Records about charts and figures:
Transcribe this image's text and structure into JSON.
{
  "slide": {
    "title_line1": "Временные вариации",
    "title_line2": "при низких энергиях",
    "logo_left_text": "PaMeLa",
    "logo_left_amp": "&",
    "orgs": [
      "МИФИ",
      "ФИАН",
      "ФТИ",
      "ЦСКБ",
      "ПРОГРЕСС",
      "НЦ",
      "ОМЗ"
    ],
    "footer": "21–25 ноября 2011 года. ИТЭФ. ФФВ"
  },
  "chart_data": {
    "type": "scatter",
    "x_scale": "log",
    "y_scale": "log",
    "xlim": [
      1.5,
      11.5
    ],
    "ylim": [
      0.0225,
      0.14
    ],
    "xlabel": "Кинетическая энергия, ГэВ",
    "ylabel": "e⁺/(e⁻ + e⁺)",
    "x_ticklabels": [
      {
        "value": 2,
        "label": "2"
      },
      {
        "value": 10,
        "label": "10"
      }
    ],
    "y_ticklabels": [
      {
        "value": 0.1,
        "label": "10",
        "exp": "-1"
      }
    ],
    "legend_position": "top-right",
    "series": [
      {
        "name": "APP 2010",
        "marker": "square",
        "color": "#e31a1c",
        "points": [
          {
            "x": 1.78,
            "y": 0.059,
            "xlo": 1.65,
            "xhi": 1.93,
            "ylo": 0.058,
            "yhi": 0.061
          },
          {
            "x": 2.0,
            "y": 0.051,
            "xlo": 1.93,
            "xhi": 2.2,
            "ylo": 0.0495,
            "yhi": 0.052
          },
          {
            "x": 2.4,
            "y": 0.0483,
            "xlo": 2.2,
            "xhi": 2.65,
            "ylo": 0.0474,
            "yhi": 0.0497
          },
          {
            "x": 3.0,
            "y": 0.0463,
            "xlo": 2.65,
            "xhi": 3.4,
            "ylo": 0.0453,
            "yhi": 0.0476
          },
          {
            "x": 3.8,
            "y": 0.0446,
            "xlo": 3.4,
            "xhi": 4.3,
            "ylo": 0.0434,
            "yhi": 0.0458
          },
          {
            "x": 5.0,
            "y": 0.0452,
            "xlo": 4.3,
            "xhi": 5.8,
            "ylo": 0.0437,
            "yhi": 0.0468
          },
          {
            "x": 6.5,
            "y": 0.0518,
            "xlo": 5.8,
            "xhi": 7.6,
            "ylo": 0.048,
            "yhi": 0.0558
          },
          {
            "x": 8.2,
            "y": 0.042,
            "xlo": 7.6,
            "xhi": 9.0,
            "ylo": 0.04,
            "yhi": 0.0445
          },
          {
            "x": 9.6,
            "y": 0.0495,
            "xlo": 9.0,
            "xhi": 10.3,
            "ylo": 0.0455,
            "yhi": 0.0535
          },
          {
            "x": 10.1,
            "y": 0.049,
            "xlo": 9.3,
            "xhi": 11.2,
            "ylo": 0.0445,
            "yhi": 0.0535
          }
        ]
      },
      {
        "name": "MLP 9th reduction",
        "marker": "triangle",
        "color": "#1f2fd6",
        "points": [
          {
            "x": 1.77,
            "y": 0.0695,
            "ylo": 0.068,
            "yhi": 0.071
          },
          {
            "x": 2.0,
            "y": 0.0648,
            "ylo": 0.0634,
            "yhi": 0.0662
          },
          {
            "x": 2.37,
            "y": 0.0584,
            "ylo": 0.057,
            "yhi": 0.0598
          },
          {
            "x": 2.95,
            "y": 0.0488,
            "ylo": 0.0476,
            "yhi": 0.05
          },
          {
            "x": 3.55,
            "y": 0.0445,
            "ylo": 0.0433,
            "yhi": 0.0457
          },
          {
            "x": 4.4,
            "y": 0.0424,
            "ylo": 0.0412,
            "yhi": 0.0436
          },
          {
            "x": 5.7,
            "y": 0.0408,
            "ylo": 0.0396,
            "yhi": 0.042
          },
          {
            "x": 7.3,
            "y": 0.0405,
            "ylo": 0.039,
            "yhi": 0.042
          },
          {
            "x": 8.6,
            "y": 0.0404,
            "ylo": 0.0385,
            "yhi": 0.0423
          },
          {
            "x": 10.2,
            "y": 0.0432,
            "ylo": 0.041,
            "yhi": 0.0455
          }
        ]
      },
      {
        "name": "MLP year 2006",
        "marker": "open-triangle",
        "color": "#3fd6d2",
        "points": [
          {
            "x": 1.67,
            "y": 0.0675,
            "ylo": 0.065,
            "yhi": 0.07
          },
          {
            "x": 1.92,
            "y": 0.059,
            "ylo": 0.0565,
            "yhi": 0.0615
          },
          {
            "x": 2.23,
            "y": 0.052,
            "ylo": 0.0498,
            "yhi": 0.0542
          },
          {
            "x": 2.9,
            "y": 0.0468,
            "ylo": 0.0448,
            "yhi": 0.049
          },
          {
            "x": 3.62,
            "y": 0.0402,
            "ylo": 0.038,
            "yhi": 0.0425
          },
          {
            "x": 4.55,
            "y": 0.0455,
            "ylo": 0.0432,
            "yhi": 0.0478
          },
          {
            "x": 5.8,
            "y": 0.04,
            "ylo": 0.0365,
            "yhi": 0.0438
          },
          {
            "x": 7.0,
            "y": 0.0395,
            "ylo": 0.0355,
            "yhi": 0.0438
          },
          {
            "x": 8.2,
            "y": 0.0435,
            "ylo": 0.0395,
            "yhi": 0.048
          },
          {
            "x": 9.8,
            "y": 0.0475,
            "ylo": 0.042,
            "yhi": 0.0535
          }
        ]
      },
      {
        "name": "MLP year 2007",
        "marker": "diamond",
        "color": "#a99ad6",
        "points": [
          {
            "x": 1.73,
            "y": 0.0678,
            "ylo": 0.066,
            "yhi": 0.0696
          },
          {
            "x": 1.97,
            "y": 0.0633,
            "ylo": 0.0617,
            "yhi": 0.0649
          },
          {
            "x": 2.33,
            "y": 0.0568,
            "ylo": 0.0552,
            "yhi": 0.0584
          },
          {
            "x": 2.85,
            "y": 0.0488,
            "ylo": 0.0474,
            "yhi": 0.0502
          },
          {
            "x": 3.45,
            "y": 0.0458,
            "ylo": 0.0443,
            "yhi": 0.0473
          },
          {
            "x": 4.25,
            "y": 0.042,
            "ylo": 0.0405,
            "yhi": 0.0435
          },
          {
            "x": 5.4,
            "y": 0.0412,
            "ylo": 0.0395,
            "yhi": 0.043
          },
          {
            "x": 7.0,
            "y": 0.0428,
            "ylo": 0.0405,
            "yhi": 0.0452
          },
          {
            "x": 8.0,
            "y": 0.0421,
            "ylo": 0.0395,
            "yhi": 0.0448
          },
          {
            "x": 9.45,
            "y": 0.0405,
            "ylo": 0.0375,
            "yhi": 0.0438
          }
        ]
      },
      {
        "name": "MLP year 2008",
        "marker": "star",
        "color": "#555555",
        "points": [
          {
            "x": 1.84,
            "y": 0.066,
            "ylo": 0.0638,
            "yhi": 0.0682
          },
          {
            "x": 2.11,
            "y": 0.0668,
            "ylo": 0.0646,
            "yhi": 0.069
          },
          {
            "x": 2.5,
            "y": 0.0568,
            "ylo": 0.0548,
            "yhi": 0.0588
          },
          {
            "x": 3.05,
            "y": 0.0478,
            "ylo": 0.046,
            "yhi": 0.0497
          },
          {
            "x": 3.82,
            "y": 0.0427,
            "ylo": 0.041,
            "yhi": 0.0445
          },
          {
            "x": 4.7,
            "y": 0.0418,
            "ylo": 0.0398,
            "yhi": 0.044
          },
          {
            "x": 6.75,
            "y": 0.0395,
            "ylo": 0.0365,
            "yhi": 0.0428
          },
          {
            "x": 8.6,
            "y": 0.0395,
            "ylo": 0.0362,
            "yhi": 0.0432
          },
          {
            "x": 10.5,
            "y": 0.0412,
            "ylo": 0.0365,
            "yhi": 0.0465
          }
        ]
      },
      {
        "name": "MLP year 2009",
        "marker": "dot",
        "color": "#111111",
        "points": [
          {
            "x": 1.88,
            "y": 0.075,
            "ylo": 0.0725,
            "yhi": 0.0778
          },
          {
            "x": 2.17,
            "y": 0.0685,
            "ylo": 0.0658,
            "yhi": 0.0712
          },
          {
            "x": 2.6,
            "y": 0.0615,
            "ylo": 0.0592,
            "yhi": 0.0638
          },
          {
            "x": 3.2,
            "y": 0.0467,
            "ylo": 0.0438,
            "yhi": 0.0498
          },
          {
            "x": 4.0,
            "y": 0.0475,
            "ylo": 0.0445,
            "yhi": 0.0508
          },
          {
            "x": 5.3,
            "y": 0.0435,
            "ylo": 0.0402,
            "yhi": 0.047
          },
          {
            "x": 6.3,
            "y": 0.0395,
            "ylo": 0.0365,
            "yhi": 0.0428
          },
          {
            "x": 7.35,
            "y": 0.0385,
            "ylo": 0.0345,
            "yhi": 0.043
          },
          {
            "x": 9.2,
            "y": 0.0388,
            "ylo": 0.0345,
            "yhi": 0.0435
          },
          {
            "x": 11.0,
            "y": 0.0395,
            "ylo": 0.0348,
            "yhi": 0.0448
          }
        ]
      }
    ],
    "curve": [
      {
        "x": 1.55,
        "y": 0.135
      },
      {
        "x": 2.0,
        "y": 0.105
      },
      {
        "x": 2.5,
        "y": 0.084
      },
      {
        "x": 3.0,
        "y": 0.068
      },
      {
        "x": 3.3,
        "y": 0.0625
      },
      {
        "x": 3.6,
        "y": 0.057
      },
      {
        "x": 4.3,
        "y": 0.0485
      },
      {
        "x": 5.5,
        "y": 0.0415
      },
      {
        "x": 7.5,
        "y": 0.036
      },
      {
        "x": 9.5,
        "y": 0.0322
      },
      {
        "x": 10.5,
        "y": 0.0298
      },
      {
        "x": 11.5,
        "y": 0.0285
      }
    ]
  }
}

Challenge:
Identify every line above with the string "year" in it. Copy those lines.

Result of the exercise:
        "name": "MLP year 2006",
        "name": "MLP year 2007",
        "name": "MLP year 2008",
        "name": "MLP year 2009",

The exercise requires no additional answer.